_Direction_
In the records below, find each line with the word "median" and copy it.
------------------------------------------------------------
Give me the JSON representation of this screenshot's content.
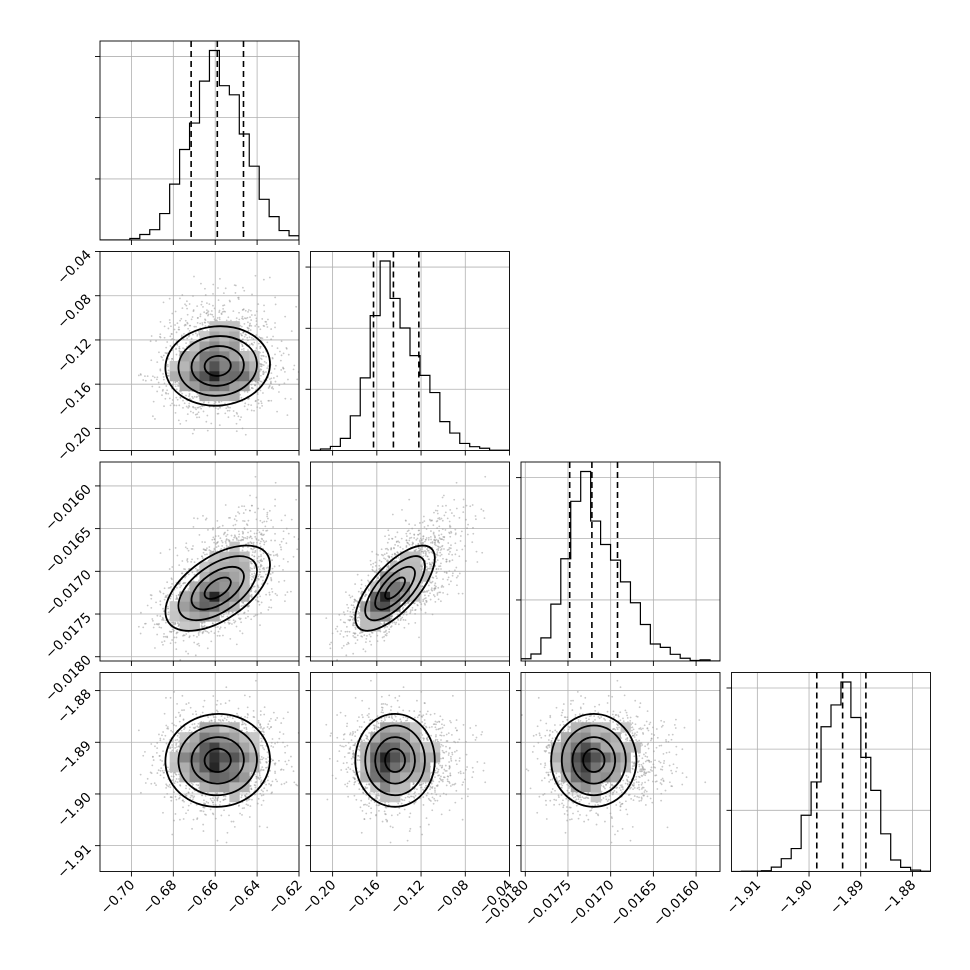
{
  "chart_data": {
    "type": "corner",
    "parameters": [
      {
        "range": [
          -0.715,
          -0.62
        ],
        "ticks": [
          -0.7,
          -0.68,
          -0.66,
          -0.64,
          -0.62
        ],
        "tick_labels": [
          "−0.70",
          "−0.68",
          "−0.66",
          "−0.64",
          "−0.62"
        ],
        "median": -0.659,
        "sigma": 0.0125,
        "skew": 0.1,
        "quantiles": [
          -0.6715,
          -0.659,
          -0.6465
        ]
      },
      {
        "range": [
          -0.22,
          -0.04
        ],
        "ticks": [
          -0.2,
          -0.16,
          -0.12,
          -0.08,
          -0.04
        ],
        "tick_labels": [
          "−0.20",
          "−0.16",
          "−0.12",
          "−0.08",
          "−0.04"
        ],
        "median": -0.145,
        "sigma": 0.018,
        "skew": 0.55,
        "quantiles": [
          -0.163,
          -0.145,
          -0.122
        ]
      },
      {
        "range": [
          -0.01805,
          -0.01572
        ],
        "ticks": [
          -0.018,
          -0.0175,
          -0.017,
          -0.0165,
          -0.016
        ],
        "tick_labels": [
          "−0.0180",
          "−0.0175",
          "−0.0170",
          "−0.0165",
          "−0.0160"
        ],
        "median": -0.01722,
        "sigma": 0.00025,
        "skew": 0.6,
        "quantiles": [
          -0.01748,
          -0.01722,
          -0.01692
        ]
      },
      {
        "range": [
          -1.915,
          -1.8765
        ],
        "ticks": [
          -1.91,
          -1.9,
          -1.89,
          -1.88
        ],
        "tick_labels": [
          "−1.91",
          "−1.90",
          "−1.89",
          "−1.88"
        ],
        "median": -1.8935,
        "sigma": 0.0045,
        "skew": 0.0,
        "quantiles": [
          -1.8985,
          -1.8935,
          -1.889
        ]
      }
    ],
    "correlations": [
      [
        1.0,
        0.05,
        0.55,
        0.02
      ],
      [
        0.05,
        1.0,
        0.7,
        0.0
      ],
      [
        0.55,
        0.7,
        1.0,
        0.0
      ],
      [
        0.02,
        0.0,
        0.0,
        1.0
      ]
    ],
    "contour_levels": [
      0.118,
      0.393,
      0.675,
      0.864
    ],
    "quantile_style": "dashed",
    "grid": true,
    "colors": {
      "contour": "#000000",
      "samples": "#9a9a9a",
      "density": "#000000"
    }
  }
}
------------------------------------------------------------
_Response_
        "median": -0.659,
        "median": -0.145,
        "median": -0.01722,
        "median": -1.8935,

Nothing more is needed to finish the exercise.